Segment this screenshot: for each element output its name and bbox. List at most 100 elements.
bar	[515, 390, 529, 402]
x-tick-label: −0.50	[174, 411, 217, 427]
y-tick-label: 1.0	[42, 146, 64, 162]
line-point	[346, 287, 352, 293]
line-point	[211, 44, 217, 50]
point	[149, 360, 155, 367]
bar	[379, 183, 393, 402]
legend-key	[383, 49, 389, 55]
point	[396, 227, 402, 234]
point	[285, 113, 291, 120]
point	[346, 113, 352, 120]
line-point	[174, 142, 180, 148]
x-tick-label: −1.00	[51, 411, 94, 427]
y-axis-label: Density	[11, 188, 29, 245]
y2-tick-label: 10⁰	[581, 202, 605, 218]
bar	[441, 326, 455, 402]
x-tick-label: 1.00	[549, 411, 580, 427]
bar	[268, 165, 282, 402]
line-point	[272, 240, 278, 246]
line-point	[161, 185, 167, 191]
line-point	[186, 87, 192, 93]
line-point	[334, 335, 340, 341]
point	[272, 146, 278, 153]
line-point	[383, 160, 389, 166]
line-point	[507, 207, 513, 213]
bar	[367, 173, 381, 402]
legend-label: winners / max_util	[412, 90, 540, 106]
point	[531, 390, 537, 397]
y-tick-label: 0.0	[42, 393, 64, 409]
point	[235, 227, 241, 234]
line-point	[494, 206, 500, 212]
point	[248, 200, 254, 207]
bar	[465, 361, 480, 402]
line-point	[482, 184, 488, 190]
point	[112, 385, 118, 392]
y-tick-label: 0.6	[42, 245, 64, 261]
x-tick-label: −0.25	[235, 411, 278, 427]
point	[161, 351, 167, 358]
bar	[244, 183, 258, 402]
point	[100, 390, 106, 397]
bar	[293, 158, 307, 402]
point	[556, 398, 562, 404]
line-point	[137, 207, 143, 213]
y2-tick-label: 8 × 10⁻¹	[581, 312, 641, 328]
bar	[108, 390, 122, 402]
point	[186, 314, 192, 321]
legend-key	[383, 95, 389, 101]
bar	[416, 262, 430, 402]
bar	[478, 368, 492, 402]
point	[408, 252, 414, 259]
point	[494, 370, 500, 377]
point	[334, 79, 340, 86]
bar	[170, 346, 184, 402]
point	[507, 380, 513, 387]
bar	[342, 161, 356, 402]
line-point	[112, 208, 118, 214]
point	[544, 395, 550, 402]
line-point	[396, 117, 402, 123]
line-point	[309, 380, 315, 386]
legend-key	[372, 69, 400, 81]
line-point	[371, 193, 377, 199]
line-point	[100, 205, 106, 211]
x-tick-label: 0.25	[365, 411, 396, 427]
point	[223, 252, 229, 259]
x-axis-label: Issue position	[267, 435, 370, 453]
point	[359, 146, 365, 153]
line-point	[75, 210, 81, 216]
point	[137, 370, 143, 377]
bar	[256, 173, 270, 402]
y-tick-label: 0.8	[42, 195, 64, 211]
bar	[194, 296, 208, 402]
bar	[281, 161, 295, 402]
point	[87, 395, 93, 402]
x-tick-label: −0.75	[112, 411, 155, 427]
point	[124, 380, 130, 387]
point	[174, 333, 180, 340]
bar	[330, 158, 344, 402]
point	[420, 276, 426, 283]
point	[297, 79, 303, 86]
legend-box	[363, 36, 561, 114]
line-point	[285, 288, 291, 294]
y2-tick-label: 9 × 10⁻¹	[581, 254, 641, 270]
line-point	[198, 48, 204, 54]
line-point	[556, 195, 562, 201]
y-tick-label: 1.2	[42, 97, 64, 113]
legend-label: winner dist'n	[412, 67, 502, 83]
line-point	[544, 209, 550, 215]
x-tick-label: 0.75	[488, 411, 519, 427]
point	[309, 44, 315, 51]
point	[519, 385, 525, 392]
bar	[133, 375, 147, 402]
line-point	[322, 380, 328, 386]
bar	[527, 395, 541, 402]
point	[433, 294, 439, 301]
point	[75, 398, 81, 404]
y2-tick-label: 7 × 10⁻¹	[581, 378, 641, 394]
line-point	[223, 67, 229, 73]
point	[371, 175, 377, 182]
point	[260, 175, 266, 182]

————————

▶ Directions: Copy down, character for character, every line of the listing from its first line through the line that contains "240, 278, 246]", including that line.

▶ Correct result:
Segment this screenshot: for each element output its name and bbox. List at most 100 elements.
bar	[515, 390, 529, 402]
x-tick-label: −0.50	[174, 411, 217, 427]
y-tick-label: 1.0	[42, 146, 64, 162]
line-point	[346, 287, 352, 293]
line-point	[211, 44, 217, 50]
point	[149, 360, 155, 367]
bar	[379, 183, 393, 402]
legend-key	[383, 49, 389, 55]
point	[396, 227, 402, 234]
point	[285, 113, 291, 120]
point	[346, 113, 352, 120]
line-point	[174, 142, 180, 148]
x-tick-label: −1.00	[51, 411, 94, 427]
y-axis-label: Density	[11, 188, 29, 245]
y2-tick-label: 10⁰	[581, 202, 605, 218]
bar	[441, 326, 455, 402]
x-tick-label: 1.00	[549, 411, 580, 427]
bar	[268, 165, 282, 402]
line-point	[272, 240, 278, 246]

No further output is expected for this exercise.